**EXCERPTED DATA:**

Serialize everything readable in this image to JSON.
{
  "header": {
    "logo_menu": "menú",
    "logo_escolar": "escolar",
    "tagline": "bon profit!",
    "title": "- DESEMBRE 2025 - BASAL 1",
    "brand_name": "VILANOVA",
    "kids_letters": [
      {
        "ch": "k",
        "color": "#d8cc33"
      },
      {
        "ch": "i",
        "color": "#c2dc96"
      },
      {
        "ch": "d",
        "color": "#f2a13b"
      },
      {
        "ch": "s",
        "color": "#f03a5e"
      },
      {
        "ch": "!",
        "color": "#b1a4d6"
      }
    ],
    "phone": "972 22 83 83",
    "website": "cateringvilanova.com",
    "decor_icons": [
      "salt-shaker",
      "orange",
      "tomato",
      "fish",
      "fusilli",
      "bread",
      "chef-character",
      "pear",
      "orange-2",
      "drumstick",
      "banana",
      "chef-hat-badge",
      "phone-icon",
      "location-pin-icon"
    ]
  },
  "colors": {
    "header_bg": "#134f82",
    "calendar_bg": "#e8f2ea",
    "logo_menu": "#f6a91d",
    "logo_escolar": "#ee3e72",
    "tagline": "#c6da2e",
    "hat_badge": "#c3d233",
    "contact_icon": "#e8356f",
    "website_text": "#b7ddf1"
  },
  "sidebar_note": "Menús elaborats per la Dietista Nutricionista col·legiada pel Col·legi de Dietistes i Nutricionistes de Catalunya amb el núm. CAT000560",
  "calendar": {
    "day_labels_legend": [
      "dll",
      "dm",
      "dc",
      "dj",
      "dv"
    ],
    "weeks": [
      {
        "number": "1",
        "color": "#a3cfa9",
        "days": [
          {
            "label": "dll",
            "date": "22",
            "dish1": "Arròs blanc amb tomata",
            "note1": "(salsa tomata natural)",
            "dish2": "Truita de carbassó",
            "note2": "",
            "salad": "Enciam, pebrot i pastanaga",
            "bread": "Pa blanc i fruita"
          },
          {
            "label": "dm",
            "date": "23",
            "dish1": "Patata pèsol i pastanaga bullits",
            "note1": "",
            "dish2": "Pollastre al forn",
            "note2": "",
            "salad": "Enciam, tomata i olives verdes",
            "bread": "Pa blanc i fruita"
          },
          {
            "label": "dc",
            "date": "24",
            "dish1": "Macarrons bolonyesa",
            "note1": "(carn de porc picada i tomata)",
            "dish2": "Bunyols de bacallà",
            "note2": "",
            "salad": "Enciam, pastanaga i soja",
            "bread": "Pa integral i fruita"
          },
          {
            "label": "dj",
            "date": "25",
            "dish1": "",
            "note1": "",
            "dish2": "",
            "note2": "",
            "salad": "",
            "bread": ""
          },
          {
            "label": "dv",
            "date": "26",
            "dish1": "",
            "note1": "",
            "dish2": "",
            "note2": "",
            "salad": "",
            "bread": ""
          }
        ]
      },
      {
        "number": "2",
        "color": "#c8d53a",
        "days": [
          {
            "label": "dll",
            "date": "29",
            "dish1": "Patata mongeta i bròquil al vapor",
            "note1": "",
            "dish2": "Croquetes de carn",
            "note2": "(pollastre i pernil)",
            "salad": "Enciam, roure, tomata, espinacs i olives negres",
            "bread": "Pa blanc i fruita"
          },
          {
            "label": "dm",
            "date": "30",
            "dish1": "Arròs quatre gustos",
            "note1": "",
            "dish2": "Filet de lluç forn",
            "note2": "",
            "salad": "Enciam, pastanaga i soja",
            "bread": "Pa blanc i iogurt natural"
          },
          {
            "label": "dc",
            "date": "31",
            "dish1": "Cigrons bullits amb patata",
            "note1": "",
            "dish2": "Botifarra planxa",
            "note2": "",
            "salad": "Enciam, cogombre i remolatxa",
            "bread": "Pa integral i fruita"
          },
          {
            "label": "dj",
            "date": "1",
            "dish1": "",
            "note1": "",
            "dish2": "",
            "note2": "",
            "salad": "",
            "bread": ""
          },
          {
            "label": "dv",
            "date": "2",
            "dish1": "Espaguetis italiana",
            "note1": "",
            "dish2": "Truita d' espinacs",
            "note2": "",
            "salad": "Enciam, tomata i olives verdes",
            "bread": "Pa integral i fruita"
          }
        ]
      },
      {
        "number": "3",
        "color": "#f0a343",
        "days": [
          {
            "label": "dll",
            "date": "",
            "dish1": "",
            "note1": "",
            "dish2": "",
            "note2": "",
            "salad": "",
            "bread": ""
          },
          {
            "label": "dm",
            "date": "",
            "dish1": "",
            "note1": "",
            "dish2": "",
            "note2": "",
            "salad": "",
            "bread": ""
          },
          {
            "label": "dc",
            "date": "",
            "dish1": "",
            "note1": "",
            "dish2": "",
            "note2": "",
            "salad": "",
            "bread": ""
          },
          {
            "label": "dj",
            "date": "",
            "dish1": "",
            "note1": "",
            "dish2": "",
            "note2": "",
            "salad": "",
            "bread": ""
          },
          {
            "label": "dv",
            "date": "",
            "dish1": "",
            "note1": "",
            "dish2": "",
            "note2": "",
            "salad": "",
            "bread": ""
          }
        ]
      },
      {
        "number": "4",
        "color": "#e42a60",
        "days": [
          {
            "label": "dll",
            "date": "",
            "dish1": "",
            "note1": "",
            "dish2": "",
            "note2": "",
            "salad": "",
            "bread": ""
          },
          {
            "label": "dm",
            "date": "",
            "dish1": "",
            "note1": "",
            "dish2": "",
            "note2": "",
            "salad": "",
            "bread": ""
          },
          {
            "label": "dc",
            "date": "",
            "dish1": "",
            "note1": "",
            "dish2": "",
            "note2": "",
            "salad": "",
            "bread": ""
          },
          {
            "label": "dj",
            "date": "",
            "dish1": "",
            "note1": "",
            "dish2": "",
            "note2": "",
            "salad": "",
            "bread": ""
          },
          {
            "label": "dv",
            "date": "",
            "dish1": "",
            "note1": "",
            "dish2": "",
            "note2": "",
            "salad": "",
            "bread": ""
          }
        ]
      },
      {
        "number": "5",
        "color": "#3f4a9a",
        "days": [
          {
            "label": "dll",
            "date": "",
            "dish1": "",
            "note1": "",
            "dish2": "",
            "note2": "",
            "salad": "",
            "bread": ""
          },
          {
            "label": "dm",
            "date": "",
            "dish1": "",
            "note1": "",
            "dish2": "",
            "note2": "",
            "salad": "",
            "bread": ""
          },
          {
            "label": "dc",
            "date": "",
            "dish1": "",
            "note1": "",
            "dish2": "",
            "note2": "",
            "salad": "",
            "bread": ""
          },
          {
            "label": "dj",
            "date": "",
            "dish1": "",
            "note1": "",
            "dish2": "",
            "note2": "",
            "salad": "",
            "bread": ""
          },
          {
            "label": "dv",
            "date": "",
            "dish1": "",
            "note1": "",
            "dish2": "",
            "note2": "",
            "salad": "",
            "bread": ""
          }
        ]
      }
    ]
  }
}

**EXERCISE:** Using the data above, reproduce every line exactly.

**ANSWER TO THIS TASK:**
Serialize everything readable in this image to JSON.
{
  "header": {
    "logo_menu": "menú",
    "logo_escolar": "escolar",
    "tagline": "bon profit!",
    "title": "- DESEMBRE 2025 - BASAL 1",
    "brand_name": "VILANOVA",
    "kids_letters": [
      {
        "ch": "k",
        "color": "#d8cc33"
      },
      {
        "ch": "i",
        "color": "#c2dc96"
      },
      {
        "ch": "d",
        "color": "#f2a13b"
      },
      {
        "ch": "s",
        "color": "#f03a5e"
      },
      {
        "ch": "!",
        "color": "#b1a4d6"
      }
    ],
    "phone": "972 22 83 83",
    "website": "cateringvilanova.com",
    "decor_icons": [
      "salt-shaker",
      "orange",
      "tomato",
      "fish",
      "fusilli",
      "bread",
      "chef-character",
      "pear",
      "orange-2",
      "drumstick",
      "banana",
      "chef-hat-badge",
      "phone-icon",
      "location-pin-icon"
    ]
  },
  "colors": {
    "header_bg": "#134f82",
    "calendar_bg": "#e8f2ea",
    "logo_menu": "#f6a91d",
    "logo_escolar": "#ee3e72",
    "tagline": "#c6da2e",
    "hat_badge": "#c3d233",
    "contact_icon": "#e8356f",
    "website_text": "#b7ddf1"
  },
  "sidebar_note": "Menús elaborats per la Dietista Nutricionista col·legiada pel Col·legi de Dietistes i Nutricionistes de Catalunya amb el núm. CAT000560",
  "calendar": {
    "day_labels_legend": [
      "dll",
      "dm",
      "dc",
      "dj",
      "dv"
    ],
    "weeks": [
      {
        "number": "1",
        "color": "#a3cfa9",
        "days": [
          {
            "label": "dll",
            "date": "22",
            "dish1": "Arròs blanc amb tomata",
            "note1": "(salsa tomata natural)",
            "dish2": "Truita de carbassó",
            "note2": "",
            "salad": "Enciam, pebrot i pastanaga",
            "bread": "Pa blanc i fruita"
          },
          {
            "label": "dm",
            "date": "23",
            "dish1": "Patata pèsol i pastanaga bullits",
            "note1": "",
            "dish2": "Pollastre al forn",
            "note2": "",
            "salad": "Enciam, tomata i olives verdes",
            "bread": "Pa blanc i fruita"
          },
          {
            "label": "dc",
            "date": "24",
            "dish1": "Macarrons bolonyesa",
            "note1": "(carn de porc picada i tomata)",
            "dish2": "Bunyols de bacallà",
            "note2": "",
            "salad": "Enciam, pastanaga i soja",
            "bread": "Pa integral i fruita"
          },
          {
            "label": "dj",
            "date": "25",
            "dish1": "",
            "note1": "",
            "dish2": "",
            "note2": "",
            "salad": "",
            "bread": ""
          },
          {
            "label": "dv",
            "date": "26",
            "dish1": "",
            "note1": "",
            "dish2": "",
            "note2": "",
            "salad": "",
            "bread": ""
          }
        ]
      },
      {
        "number": "2",
        "color": "#c8d53a",
        "days": [
          {
            "label": "dll",
            "date": "29",
            "dish1": "Patata mongeta i bròquil al vapor",
            "note1": "",
            "dish2": "Croquetes de carn",
            "note2": "(pollastre i pernil)",
            "salad": "Enciam, roure, tomata, espinacs i olives negres",
            "bread": "Pa blanc i fruita"
          },
          {
            "label": "dm",
            "date": "30",
            "dish1": "Arròs quatre gustos",
            "note1": "",
            "dish2": "Filet de lluç forn",
            "note2": "",
            "salad": "Enciam, pastanaga i soja",
            "bread": "Pa blanc i iogurt natural"
          },
          {
            "label": "dc",
            "date": "31",
            "dish1": "Cigrons bullits amb patata",
            "note1": "",
            "dish2": "Botifarra planxa",
            "note2": "",
            "salad": "Enciam, cogombre i remolatxa",
            "bread": "Pa integral i fruita"
          },
          {
            "label": "dj",
            "date": "1",
            "dish1": "",
            "note1": "",
            "dish2": "",
            "note2": "",
            "salad": "",
            "bread": ""
          },
          {
            "label": "dv",
            "date": "2",
            "dish1": "Espaguetis italiana",
            "note1": "",
            "dish2": "Truita d' espinacs",
            "note2": "",
            "salad": "Enciam, tomata i olives verdes",
            "bread": "Pa integral i fruita"
          }
        ]
      },
      {
        "number": "3",
        "color": "#f0a343",
        "days": [
          {
            "label": "dll",
            "date": "",
            "dish1": "",
            "note1": "",
            "dish2": "",
            "note2": "",
            "salad": "",
            "bread": ""
          },
          {
            "label": "dm",
            "date": "",
            "dish1": "",
            "note1": "",
            "dish2": "",
            "note2": "",
            "salad": "",
            "bread": ""
          },
          {
            "label": "dc",
            "date": "",
            "dish1": "",
            "note1": "",
            "dish2": "",
            "note2": "",
            "salad": "",
            "bread": ""
          },
          {
            "label": "dj",
            "date": "",
            "dish1": "",
            "note1": "",
            "dish2": "",
            "note2": "",
            "salad": "",
            "bread": ""
          },
          {
            "label": "dv",
            "date": "",
            "dish1": "",
            "note1": "",
            "dish2": "",
            "note2": "",
            "salad": "",
            "bread": ""
          }
        ]
      },
      {
        "number": "4",
        "color": "#e42a60",
        "days": [
          {
            "label": "dll",
            "date": "",
            "dish1": "",
            "note1": "",
            "dish2": "",
            "note2": "",
            "salad": "",
            "bread": ""
          },
          {
            "label": "dm",
            "date": "",
            "dish1": "",
            "note1": "",
            "dish2": "",
            "note2": "",
            "salad": "",
            "bread": ""
          },
          {
            "label": "dc",
            "date": "",
            "dish1": "",
            "note1": "",
            "dish2": "",
            "note2": "",
            "salad": "",
            "bread": ""
          },
          {
            "label": "dj",
            "date": "",
            "dish1": "",
            "note1": "",
            "dish2": "",
            "note2": "",
            "salad": "",
            "bread": ""
          },
          {
            "label": "dv",
            "date": "",
            "dish1": "",
            "note1": "",
            "dish2": "",
            "note2": "",
            "salad": "",
            "bread": ""
          }
        ]
      },
      {
        "number": "5",
        "color": "#3f4a9a",
        "days": [
          {
            "label": "dll",
            "date": "",
            "dish1": "",
            "note1": "",
            "dish2": "",
            "note2": "",
            "salad": "",
            "bread": ""
          },
          {
            "label": "dm",
            "date": "",
            "dish1": "",
            "note1": "",
            "dish2": "",
            "note2": "",
            "salad": "",
            "bread": ""
          },
          {
            "label": "dc",
            "date": "",
            "dish1": "",
            "note1": "",
            "dish2": "",
            "note2": "",
            "salad": "",
            "bread": ""
          },
          {
            "label": "dj",
            "date": "",
            "dish1": "",
            "note1": "",
            "dish2": "",
            "note2": "",
            "salad": "",
            "bread": ""
          },
          {
            "label": "dv",
            "date": "",
            "dish1": "",
            "note1": "",
            "dish2": "",
            "note2": "",
            "salad": "",
            "bread": ""
          }
        ]
      }
    ]
  }
}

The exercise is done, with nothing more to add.